● **Data listing**:
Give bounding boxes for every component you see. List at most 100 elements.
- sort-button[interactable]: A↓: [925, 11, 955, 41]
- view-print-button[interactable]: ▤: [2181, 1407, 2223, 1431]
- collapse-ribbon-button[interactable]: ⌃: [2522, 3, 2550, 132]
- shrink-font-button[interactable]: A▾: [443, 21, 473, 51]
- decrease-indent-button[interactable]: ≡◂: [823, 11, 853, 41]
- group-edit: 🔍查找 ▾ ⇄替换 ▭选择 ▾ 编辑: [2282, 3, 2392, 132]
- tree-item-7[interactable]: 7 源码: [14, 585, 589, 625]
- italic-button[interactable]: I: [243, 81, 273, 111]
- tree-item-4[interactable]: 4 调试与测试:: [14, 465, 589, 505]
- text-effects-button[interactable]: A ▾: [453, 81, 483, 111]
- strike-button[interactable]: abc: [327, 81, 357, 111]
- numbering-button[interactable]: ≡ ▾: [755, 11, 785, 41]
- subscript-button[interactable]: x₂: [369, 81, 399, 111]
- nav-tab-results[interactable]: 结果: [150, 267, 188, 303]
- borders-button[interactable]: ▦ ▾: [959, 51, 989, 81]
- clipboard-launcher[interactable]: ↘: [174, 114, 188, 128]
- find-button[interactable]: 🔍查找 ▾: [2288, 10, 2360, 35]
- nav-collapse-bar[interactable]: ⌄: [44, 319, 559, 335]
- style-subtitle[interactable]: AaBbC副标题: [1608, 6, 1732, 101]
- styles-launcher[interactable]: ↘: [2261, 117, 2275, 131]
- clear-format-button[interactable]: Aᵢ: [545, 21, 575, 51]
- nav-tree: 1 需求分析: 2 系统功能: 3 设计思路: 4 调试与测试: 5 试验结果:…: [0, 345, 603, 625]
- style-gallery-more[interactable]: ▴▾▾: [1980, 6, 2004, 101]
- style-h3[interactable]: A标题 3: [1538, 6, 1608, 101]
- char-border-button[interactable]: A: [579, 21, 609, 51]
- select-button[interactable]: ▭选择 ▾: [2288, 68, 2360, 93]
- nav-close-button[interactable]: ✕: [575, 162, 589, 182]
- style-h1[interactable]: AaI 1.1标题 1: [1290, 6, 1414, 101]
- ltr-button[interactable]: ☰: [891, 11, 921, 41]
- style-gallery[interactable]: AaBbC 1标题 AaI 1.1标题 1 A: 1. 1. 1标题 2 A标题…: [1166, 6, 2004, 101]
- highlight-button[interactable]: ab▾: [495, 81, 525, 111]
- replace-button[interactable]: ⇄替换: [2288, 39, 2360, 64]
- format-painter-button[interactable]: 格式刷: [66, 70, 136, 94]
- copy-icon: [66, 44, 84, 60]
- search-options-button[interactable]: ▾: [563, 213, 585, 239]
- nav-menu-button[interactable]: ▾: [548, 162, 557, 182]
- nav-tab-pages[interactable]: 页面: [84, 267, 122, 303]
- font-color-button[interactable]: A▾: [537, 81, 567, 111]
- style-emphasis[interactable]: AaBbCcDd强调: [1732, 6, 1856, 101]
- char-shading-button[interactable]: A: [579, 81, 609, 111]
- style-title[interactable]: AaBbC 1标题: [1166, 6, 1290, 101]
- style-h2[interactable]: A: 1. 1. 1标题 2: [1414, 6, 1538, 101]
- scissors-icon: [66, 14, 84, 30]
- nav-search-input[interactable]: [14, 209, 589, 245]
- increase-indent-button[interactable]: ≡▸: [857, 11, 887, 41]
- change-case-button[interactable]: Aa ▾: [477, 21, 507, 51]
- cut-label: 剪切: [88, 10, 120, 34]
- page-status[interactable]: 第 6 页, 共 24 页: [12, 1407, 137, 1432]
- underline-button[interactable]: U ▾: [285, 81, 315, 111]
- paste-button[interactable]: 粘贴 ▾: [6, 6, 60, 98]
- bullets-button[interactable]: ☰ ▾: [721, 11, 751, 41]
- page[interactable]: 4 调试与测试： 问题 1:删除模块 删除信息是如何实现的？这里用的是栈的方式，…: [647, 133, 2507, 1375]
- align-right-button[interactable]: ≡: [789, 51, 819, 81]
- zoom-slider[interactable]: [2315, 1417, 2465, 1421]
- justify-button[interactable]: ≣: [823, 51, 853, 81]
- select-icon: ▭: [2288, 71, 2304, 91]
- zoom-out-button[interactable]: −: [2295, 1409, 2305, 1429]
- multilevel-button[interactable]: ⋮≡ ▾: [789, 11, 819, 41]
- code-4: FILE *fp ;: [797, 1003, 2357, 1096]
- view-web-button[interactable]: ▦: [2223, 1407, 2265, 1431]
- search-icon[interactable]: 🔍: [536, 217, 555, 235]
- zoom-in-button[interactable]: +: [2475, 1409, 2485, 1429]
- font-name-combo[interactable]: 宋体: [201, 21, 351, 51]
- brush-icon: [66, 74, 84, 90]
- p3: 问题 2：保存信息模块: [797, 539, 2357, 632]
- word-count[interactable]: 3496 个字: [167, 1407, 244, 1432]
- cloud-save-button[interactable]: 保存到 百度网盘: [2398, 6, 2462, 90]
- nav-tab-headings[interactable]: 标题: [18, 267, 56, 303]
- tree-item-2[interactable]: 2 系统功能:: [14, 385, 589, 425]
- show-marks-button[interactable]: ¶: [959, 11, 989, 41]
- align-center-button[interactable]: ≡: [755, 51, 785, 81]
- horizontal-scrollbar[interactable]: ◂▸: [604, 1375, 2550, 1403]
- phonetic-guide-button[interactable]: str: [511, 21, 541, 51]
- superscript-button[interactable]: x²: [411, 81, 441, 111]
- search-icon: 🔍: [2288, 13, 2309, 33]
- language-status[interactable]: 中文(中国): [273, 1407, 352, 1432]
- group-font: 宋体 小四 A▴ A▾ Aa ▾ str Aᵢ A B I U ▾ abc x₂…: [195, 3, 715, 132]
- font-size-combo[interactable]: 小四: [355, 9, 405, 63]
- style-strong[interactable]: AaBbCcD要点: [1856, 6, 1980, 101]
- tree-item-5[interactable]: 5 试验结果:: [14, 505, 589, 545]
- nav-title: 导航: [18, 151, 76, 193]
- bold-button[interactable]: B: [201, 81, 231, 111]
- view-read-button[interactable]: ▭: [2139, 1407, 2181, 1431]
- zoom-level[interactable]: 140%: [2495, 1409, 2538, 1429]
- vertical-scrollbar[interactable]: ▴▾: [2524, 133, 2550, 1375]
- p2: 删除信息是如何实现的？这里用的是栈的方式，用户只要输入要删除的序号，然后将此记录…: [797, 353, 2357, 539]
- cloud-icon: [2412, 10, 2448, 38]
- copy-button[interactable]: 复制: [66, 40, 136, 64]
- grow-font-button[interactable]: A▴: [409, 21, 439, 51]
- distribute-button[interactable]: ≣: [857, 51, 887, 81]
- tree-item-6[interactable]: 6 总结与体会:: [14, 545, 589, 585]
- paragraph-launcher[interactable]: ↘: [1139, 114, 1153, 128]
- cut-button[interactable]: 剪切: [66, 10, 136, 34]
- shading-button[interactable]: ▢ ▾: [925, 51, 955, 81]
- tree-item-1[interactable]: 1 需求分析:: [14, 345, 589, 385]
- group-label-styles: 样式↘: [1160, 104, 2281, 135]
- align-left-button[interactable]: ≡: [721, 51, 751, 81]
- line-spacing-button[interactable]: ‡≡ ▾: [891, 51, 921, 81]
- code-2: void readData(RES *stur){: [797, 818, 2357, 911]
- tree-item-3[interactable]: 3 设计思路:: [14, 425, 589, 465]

● **Set problem**: Retype all of the data above word for word, leaving every line unchanged.

● **Written response**:
Give bounding boxes for every component you see. List at most 100 elements.
- sort-button[interactable]: A↓: [925, 11, 955, 41]
- view-print-button[interactable]: ▤: [2181, 1407, 2223, 1431]
- collapse-ribbon-button[interactable]: ⌃: [2522, 3, 2550, 132]
- shrink-font-button[interactable]: A▾: [443, 21, 473, 51]
- decrease-indent-button[interactable]: ≡◂: [823, 11, 853, 41]
- group-edit: 🔍查找 ▾ ⇄替换 ▭选择 ▾ 编辑: [2282, 3, 2392, 132]
- tree-item-7[interactable]: 7 源码: [14, 585, 589, 625]
- italic-button[interactable]: I: [243, 81, 273, 111]
- tree-item-4[interactable]: 4 调试与测试:: [14, 465, 589, 505]
- text-effects-button[interactable]: A ▾: [453, 81, 483, 111]
- strike-button[interactable]: abc: [327, 81, 357, 111]
- numbering-button[interactable]: ≡ ▾: [755, 11, 785, 41]
- subscript-button[interactable]: x₂: [369, 81, 399, 111]
- nav-tab-results[interactable]: 结果: [150, 267, 188, 303]
- borders-button[interactable]: ▦ ▾: [959, 51, 989, 81]
- clipboard-launcher[interactable]: ↘: [174, 114, 188, 128]
- find-button[interactable]: 🔍查找 ▾: [2288, 10, 2360, 35]
- nav-collapse-bar[interactable]: ⌄: [44, 319, 559, 335]
- style-subtitle[interactable]: AaBbC副标题: [1608, 6, 1732, 101]
- styles-launcher[interactable]: ↘: [2261, 117, 2275, 131]
- clear-format-button[interactable]: Aᵢ: [545, 21, 575, 51]
- nav-tree: 1 需求分析: 2 系统功能: 3 设计思路: 4 调试与测试: 5 试验结果:…: [0, 345, 603, 625]
- style-gallery-more[interactable]: ▴▾▾: [1980, 6, 2004, 101]
- style-h3[interactable]: A标题 3: [1538, 6, 1608, 101]
- char-border-button[interactable]: A: [579, 21, 609, 51]
- select-button[interactable]: ▭选择 ▾: [2288, 68, 2360, 93]
- nav-close-button[interactable]: ✕: [575, 162, 589, 182]
- style-h1[interactable]: AaI 1.1标题 1: [1290, 6, 1414, 101]
- ltr-button[interactable]: ☰: [891, 11, 921, 41]
- style-gallery[interactable]: AaBbC 1标题 AaI 1.1标题 1 A: 1. 1. 1标题 2 A标题…: [1166, 6, 2004, 101]
- highlight-button[interactable]: ab▾: [495, 81, 525, 111]
- replace-button[interactable]: ⇄替换: [2288, 39, 2360, 64]
- format-painter-button[interactable]: 格式刷: [66, 70, 136, 94]
- copy-icon: [66, 44, 84, 60]
- search-options-button[interactable]: ▾: [563, 213, 585, 239]
- nav-menu-button[interactable]: ▾: [548, 162, 557, 182]
- nav-tab-pages[interactable]: 页面: [84, 267, 122, 303]
- font-color-button[interactable]: A▾: [537, 81, 567, 111]
- style-emphasis[interactable]: AaBbCcDd强调: [1732, 6, 1856, 101]
- char-shading-button[interactable]: A: [579, 81, 609, 111]
- style-title[interactable]: AaBbC 1标题: [1166, 6, 1290, 101]
- style-h2[interactable]: A: 1. 1. 1标题 2: [1414, 6, 1538, 101]
- scissors-icon: [66, 14, 84, 30]
- nav-search-input[interactable]: [14, 209, 589, 245]
- increase-indent-button[interactable]: ≡▸: [857, 11, 887, 41]
- change-case-button[interactable]: Aa ▾: [477, 21, 507, 51]
- cut-label: 剪切: [88, 10, 120, 34]
- page-status[interactable]: 第 6 页, 共 24 页: [12, 1407, 137, 1432]
- underline-button[interactable]: U ▾: [285, 81, 315, 111]
- paste-button[interactable]: 粘贴 ▾: [6, 6, 60, 98]
- bullets-button[interactable]: ☰ ▾: [721, 11, 751, 41]
- page[interactable]: 4 调试与测试： 问题 1:删除模块 删除信息是如何实现的？这里用的是栈的方式，…: [647, 133, 2507, 1375]
- align-right-button[interactable]: ≡: [789, 51, 819, 81]
- zoom-slider[interactable]: [2315, 1417, 2465, 1421]
- justify-button[interactable]: ≣: [823, 51, 853, 81]
- select-icon: ▭: [2288, 71, 2304, 91]
- zoom-out-button[interactable]: −: [2295, 1409, 2305, 1429]
- multilevel-button[interactable]: ⋮≡ ▾: [789, 11, 819, 41]
- code-4: FILE *fp ;: [797, 1003, 2357, 1096]
- view-web-button[interactable]: ▦: [2223, 1407, 2265, 1431]
- search-icon[interactable]: 🔍: [536, 217, 555, 235]
- zoom-in-button[interactable]: +: [2475, 1409, 2485, 1429]
- font-name-combo[interactable]: 宋体: [201, 21, 351, 51]
- brush-icon: [66, 74, 84, 90]
- p3: 问题 2：保存信息模块: [797, 539, 2357, 632]
- word-count[interactable]: 3496 个字: [167, 1407, 244, 1432]
- cloud-save-button[interactable]: 保存到 百度网盘: [2398, 6, 2462, 90]
- nav-tab-headings[interactable]: 标题: [18, 267, 56, 303]
- tree-item-2[interactable]: 2 系统功能:: [14, 385, 589, 425]
- show-marks-button[interactable]: ¶: [959, 11, 989, 41]
- align-center-button[interactable]: ≡: [755, 51, 785, 81]
- horizontal-scrollbar[interactable]: ◂▸: [604, 1375, 2550, 1403]
- phonetic-guide-button[interactable]: str: [511, 21, 541, 51]
- superscript-button[interactable]: x²: [411, 81, 441, 111]
- search-icon: 🔍: [2288, 13, 2309, 33]
- language-status[interactable]: 中文(中国): [273, 1407, 352, 1432]
- group-font: 宋体 小四 A▴ A▾ Aa ▾ str Aᵢ A B I U ▾ abc x₂…: [195, 3, 715, 132]
- font-size-combo[interactable]: 小四: [355, 9, 405, 63]
- style-strong[interactable]: AaBbCcD要点: [1856, 6, 1980, 101]
- tree-item-5[interactable]: 5 试验结果:: [14, 505, 589, 545]
- nav-title: 导航: [18, 151, 76, 193]
- bold-button[interactable]: B: [201, 81, 231, 111]
- view-read-button[interactable]: ▭: [2139, 1407, 2181, 1431]
- zoom-level[interactable]: 140%: [2495, 1409, 2538, 1429]
- vertical-scrollbar[interactable]: ▴▾: [2524, 133, 2550, 1375]
- p2: 删除信息是如何实现的？这里用的是栈的方式，用户只要输入要删除的序号，然后将此记录…: [797, 353, 2357, 539]
- cloud-icon: [2412, 10, 2448, 38]
- copy-button[interactable]: 复制: [66, 40, 136, 64]
- grow-font-button[interactable]: A▴: [409, 21, 439, 51]
- distribute-button[interactable]: ≣: [857, 51, 887, 81]
- tree-item-6[interactable]: 6 总结与体会:: [14, 545, 589, 585]
- paragraph-launcher[interactable]: ↘: [1139, 114, 1153, 128]
- cut-button[interactable]: 剪切: [66, 10, 136, 34]
- shading-button[interactable]: ▢ ▾: [925, 51, 955, 81]
- tree-item-1[interactable]: 1 需求分析:: [14, 345, 589, 385]
- group-label-styles: 样式↘: [1160, 104, 2281, 135]
- align-left-button[interactable]: ≡: [721, 51, 751, 81]
- line-spacing-button[interactable]: ‡≡ ▾: [891, 51, 921, 81]
- code-2: void readData(RES *stur){: [797, 818, 2357, 911]
- tree-item-3[interactable]: 3 设计思路:: [14, 425, 589, 465]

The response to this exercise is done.